+++ Source data +++

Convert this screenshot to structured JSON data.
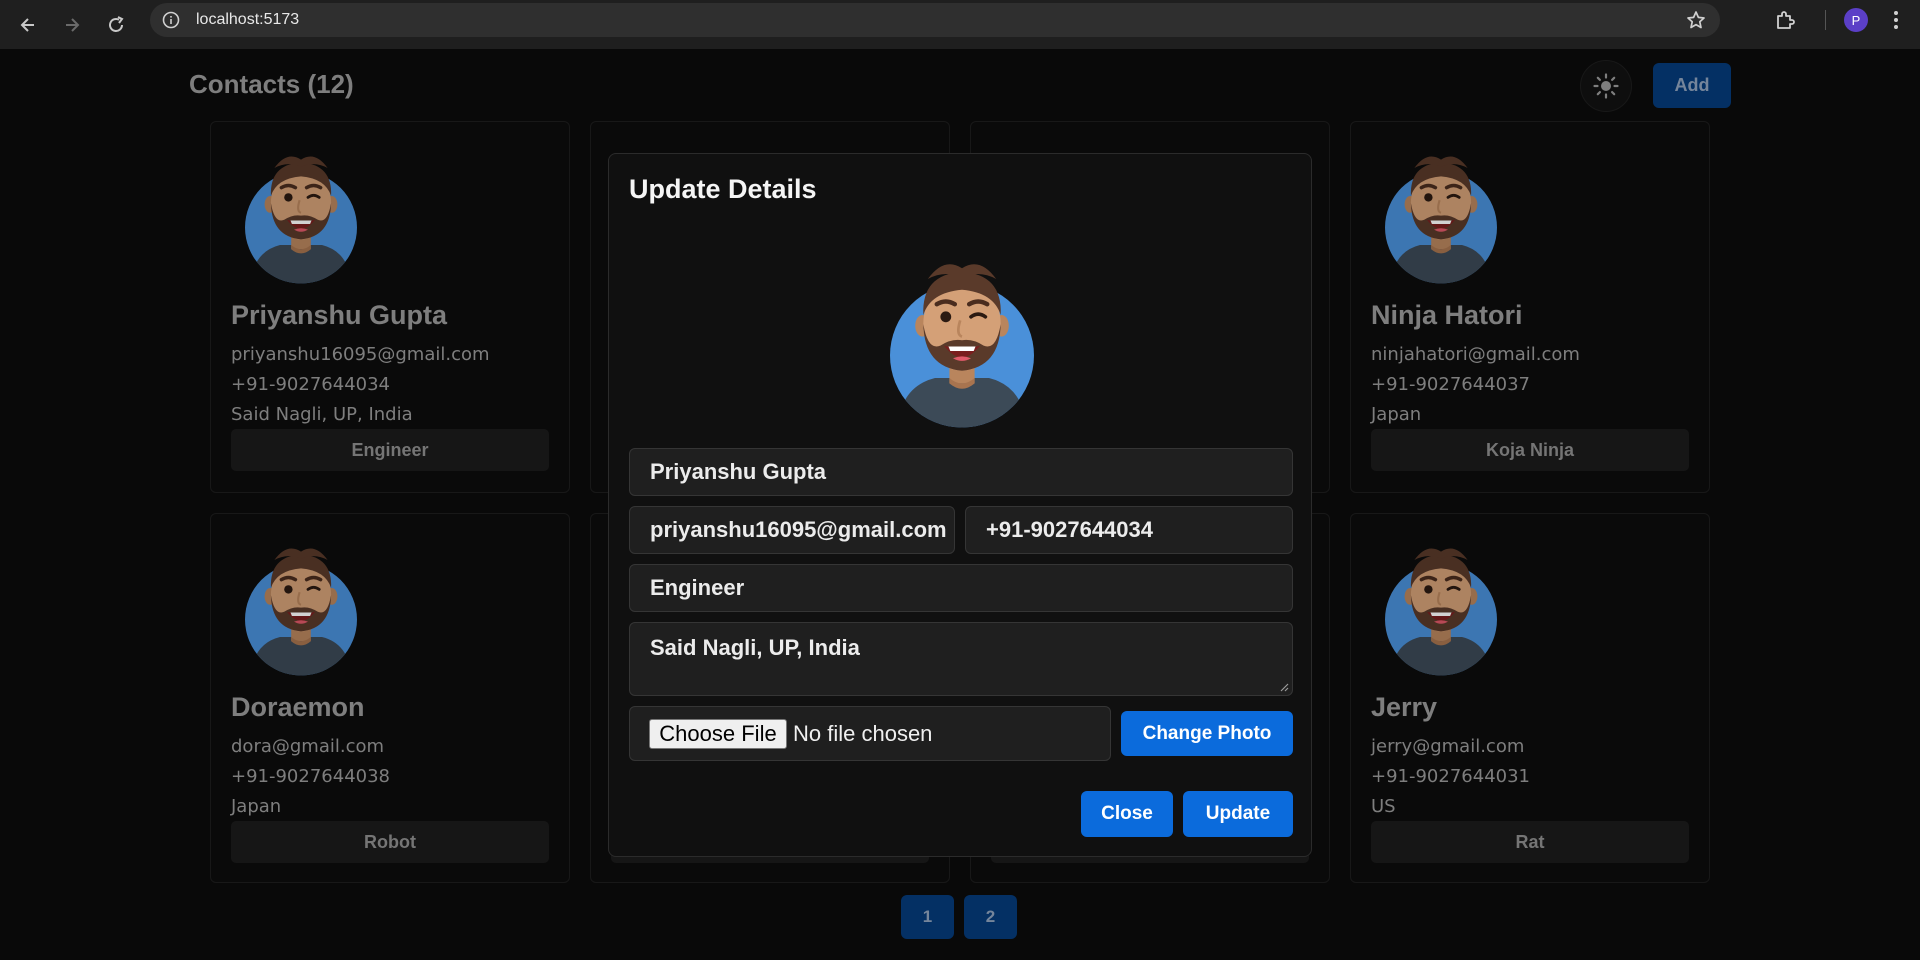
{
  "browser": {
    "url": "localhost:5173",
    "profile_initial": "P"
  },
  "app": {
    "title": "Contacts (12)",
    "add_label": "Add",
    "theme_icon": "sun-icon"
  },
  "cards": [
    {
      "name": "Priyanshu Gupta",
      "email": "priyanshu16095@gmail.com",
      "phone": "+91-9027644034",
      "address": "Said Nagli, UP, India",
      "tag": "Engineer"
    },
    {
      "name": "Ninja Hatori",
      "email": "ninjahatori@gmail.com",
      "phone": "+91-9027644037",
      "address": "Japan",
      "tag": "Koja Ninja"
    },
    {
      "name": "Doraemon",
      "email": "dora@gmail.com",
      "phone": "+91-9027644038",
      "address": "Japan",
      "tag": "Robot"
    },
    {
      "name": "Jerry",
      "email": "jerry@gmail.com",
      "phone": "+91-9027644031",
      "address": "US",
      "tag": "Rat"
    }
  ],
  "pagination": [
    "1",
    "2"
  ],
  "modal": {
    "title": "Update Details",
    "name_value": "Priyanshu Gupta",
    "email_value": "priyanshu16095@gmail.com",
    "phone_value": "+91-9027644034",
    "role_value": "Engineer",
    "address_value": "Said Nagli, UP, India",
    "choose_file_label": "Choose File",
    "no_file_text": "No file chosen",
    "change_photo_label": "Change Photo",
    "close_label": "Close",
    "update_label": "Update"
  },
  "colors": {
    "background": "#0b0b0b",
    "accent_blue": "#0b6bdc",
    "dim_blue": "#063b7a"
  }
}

+++

■ **Aim of the task**:
In the entries above, identify each line that includes the string "Nagli", then copy it.

■ **Solution to the problem**:
      "address": "Said Nagli, UP, India",
    "address_value": "Said Nagli, UP, India",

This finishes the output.